Lines containing the word "start" should be extracted in full.
______________________________
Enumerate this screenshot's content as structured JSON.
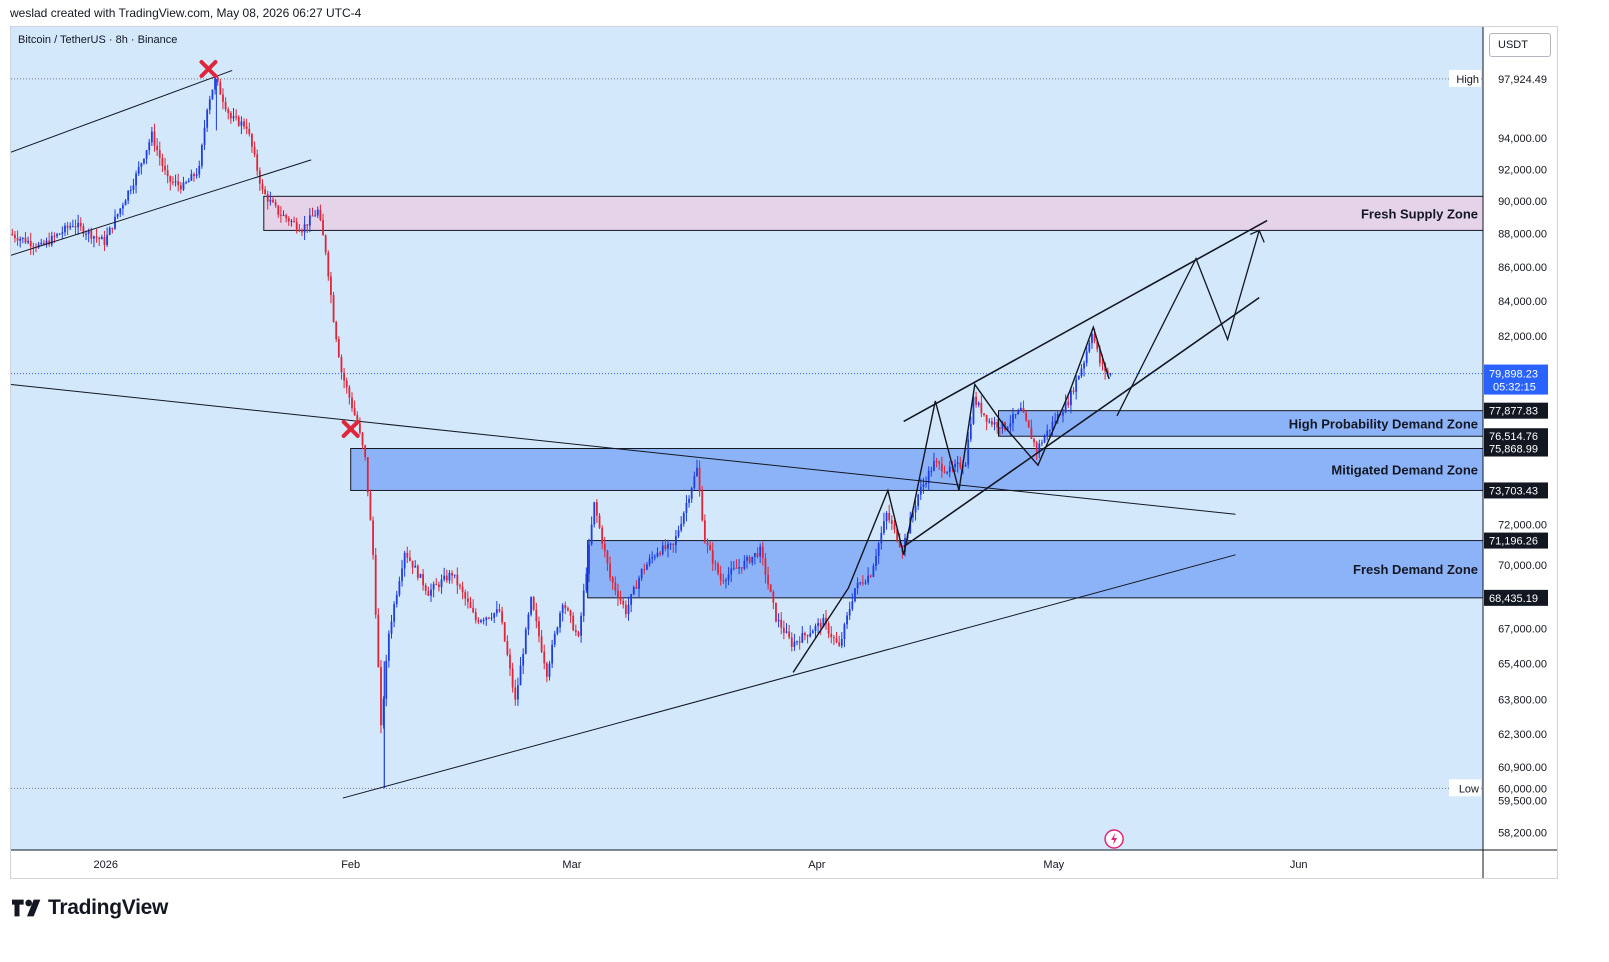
{
  "header": {
    "attribution": "weslad created with TradingView.com, May 08, 2026 06:27 UTC-4"
  },
  "symbol": "Bitcoin / TetherUS · 8h · Binance",
  "currency_button": "USDT",
  "brand": {
    "name": "TradingView",
    "logo_icon": "tradingview-logo-icon"
  },
  "colors": {
    "background": "#d3e8fb",
    "up_candle": "#1e3ee0",
    "down_candle": "#e0253a",
    "zone_fill": "#7fa9f7",
    "supply_fill": "#e5d3ea",
    "projection": "#131722",
    "last_price": "#2962ff"
  },
  "chart_data": {
    "type": "candlestick",
    "x_tick_labels": [
      "2026",
      "Feb",
      "Mar",
      "Apr",
      "May",
      "Jun"
    ],
    "y_tick_labels": [
      "94,000.00",
      "92,000.00",
      "90,000.00",
      "88,000.00",
      "86,000.00",
      "84,000.00",
      "82,000.00",
      "72,000.00",
      "70,000.00",
      "67,000.00",
      "65,400.00",
      "63,800.00",
      "62,300.00",
      "60,900.00",
      "59,500.00",
      "58,200.00"
    ],
    "y_scale": "log",
    "y_range": [
      57500,
      101500
    ],
    "price_labels": [
      {
        "id": "high",
        "value": 97924.49,
        "text": "97,924.49",
        "tag": "High",
        "style": "plain"
      },
      {
        "id": "last",
        "value": 79898.23,
        "text": "79,898.23",
        "countdown": "05:32:15",
        "style": "blue"
      },
      {
        "id": "hpdz-top",
        "value": 77877.83,
        "text": "77,877.83",
        "style": "dark"
      },
      {
        "id": "hpdz-bot",
        "value": 76514.76,
        "text": "76,514.76",
        "style": "dark"
      },
      {
        "id": "mdz-top",
        "value": 75868.99,
        "text": "75,868.99",
        "style": "dark"
      },
      {
        "id": "mdz-bot",
        "value": 73703.43,
        "text": "73,703.43",
        "style": "dark"
      },
      {
        "id": "fdz-top",
        "value": 71196.26,
        "text": "71,196.26",
        "style": "dark"
      },
      {
        "id": "fdz-bot",
        "value": 68435.19,
        "text": "68,435.19",
        "style": "dark"
      },
      {
        "id": "low",
        "value": 60000.0,
        "text": "60,000.00",
        "tag": "Low",
        "style": "plain"
      }
    ],
    "zones": [
      {
        "name": "Fresh Supply Zone",
        "low": 88200,
        "high": 90300,
        "start": "2026-01-21",
        "kind": "supply"
      },
      {
        "name": "High Probability Demand Zone",
        "low": 76514.76,
        "high": 77877.83,
        "start": "2026-04-24",
        "kind": "demand"
      },
      {
        "name": "Mitigated Demand Zone",
        "low": 73703.43,
        "high": 75868.99,
        "start": "2026-02-01",
        "kind": "demand"
      },
      {
        "name": "Fresh Demand Zone",
        "low": 68435.19,
        "high": 71196.26,
        "start": "2026-03-03",
        "kind": "demand"
      }
    ],
    "markers": [
      {
        "type": "x",
        "date": "2026-01-14",
        "price": 98600
      },
      {
        "type": "x",
        "date": "2026-02-01",
        "price": 76900
      }
    ],
    "trendlines": [
      {
        "from": [
          "2025-12-20",
          93100
        ],
        "to": [
          "2026-01-17",
          98500
        ]
      },
      {
        "from": [
          "2025-12-20",
          86700
        ],
        "to": [
          "2026-01-27",
          92600
        ]
      },
      {
        "from": [
          "2025-12-20",
          79300
        ],
        "to": [
          "2026-05-24",
          72500
        ]
      },
      {
        "from": [
          "2026-01-31",
          59600
        ],
        "to": [
          "2026-05-24",
          70500
        ]
      },
      {
        "from": [
          "2026-04-12",
          77300
        ],
        "to": [
          "2026-05-28",
          88800
        ]
      },
      {
        "from": [
          "2026-04-12",
          70900
        ],
        "to": [
          "2026-05-27",
          84200
        ]
      }
    ],
    "projection_path": [
      [
        "2026-05-09",
        77600
      ],
      [
        "2026-05-19",
        86500
      ],
      [
        "2026-05-23",
        81800
      ],
      [
        "2026-05-27",
        88200
      ]
    ],
    "swing_path": [
      [
        "2026-03-29",
        65000
      ],
      [
        "2026-04-05",
        68900
      ],
      [
        "2026-04-10",
        73700
      ],
      [
        "2026-04-12",
        70500
      ],
      [
        "2026-04-16",
        78400
      ],
      [
        "2026-04-19",
        73700
      ],
      [
        "2026-04-21",
        79300
      ],
      [
        "2026-04-25",
        76900
      ],
      [
        "2026-04-29",
        75000
      ],
      [
        "2026-05-03",
        78900
      ],
      [
        "2026-05-06",
        82500
      ],
      [
        "2026-05-08",
        79600
      ]
    ],
    "price_path": [
      [
        "2025-12-20",
        88000
      ],
      [
        "2025-12-24",
        87200
      ],
      [
        "2025-12-28",
        88600
      ],
      [
        "2026-01-01",
        87500
      ],
      [
        "2026-01-05",
        91600
      ],
      [
        "2026-01-07",
        94200
      ],
      [
        "2026-01-09",
        91300
      ],
      [
        "2026-01-11",
        90900
      ],
      [
        "2026-01-13",
        92000
      ],
      [
        "2026-01-14",
        96100
      ],
      [
        "2026-01-15",
        97900
      ],
      [
        "2026-01-17",
        95300
      ],
      [
        "2026-01-19",
        94800
      ],
      [
        "2026-01-21",
        90600
      ],
      [
        "2026-01-23",
        89300
      ],
      [
        "2026-01-26",
        88300
      ],
      [
        "2026-01-28",
        89400
      ],
      [
        "2026-01-29",
        87000
      ],
      [
        "2026-01-30",
        83000
      ],
      [
        "2026-01-31",
        80000
      ],
      [
        "2026-02-02",
        77200
      ],
      [
        "2026-02-03",
        75300
      ],
      [
        "2026-02-04",
        70500
      ],
      [
        "2026-02-05",
        62500
      ],
      [
        "2026-02-06",
        66800
      ],
      [
        "2026-02-08",
        70700
      ],
      [
        "2026-02-11",
        68700
      ],
      [
        "2026-02-14",
        69600
      ],
      [
        "2026-02-17",
        67400
      ],
      [
        "2026-02-20",
        67800
      ],
      [
        "2026-02-22",
        63700
      ],
      [
        "2026-02-24",
        68300
      ],
      [
        "2026-02-26",
        65000
      ],
      [
        "2026-02-28",
        68300
      ],
      [
        "2026-03-02",
        66500
      ],
      [
        "2026-03-04",
        73000
      ],
      [
        "2026-03-06",
        69400
      ],
      [
        "2026-03-08",
        67800
      ],
      [
        "2026-03-10",
        69700
      ],
      [
        "2026-03-12",
        70700
      ],
      [
        "2026-03-14",
        70900
      ],
      [
        "2026-03-17",
        74800
      ],
      [
        "2026-03-18",
        71200
      ],
      [
        "2026-03-20",
        69300
      ],
      [
        "2026-03-23",
        70100
      ],
      [
        "2026-03-25",
        70700
      ],
      [
        "2026-03-27",
        67500
      ],
      [
        "2026-03-29",
        66300
      ],
      [
        "2026-03-31",
        66800
      ],
      [
        "2026-04-02",
        67300
      ],
      [
        "2026-04-04",
        66100
      ],
      [
        "2026-04-06",
        68900
      ],
      [
        "2026-04-08",
        69600
      ],
      [
        "2026-04-10",
        72500
      ],
      [
        "2026-04-12",
        70800
      ],
      [
        "2026-04-14",
        73500
      ],
      [
        "2026-04-16",
        75100
      ],
      [
        "2026-04-18",
        74700
      ],
      [
        "2026-04-20",
        75200
      ],
      [
        "2026-04-21",
        78500
      ],
      [
        "2026-04-23",
        77300
      ],
      [
        "2026-04-25",
        77000
      ],
      [
        "2026-04-27",
        77900
      ],
      [
        "2026-04-29",
        75800
      ],
      [
        "2026-05-01",
        77200
      ],
      [
        "2026-05-03",
        78400
      ],
      [
        "2026-05-05",
        80600
      ],
      [
        "2026-05-06",
        82300
      ],
      [
        "2026-05-07",
        80500
      ],
      [
        "2026-05-08",
        79898
      ]
    ]
  }
}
______________________________
▶ EXERCISE RESPONSE:
        "start": "2026-01-21",
        "start": "2026-04-24",
        "start": "2026-02-01",
        "start": "2026-03-03",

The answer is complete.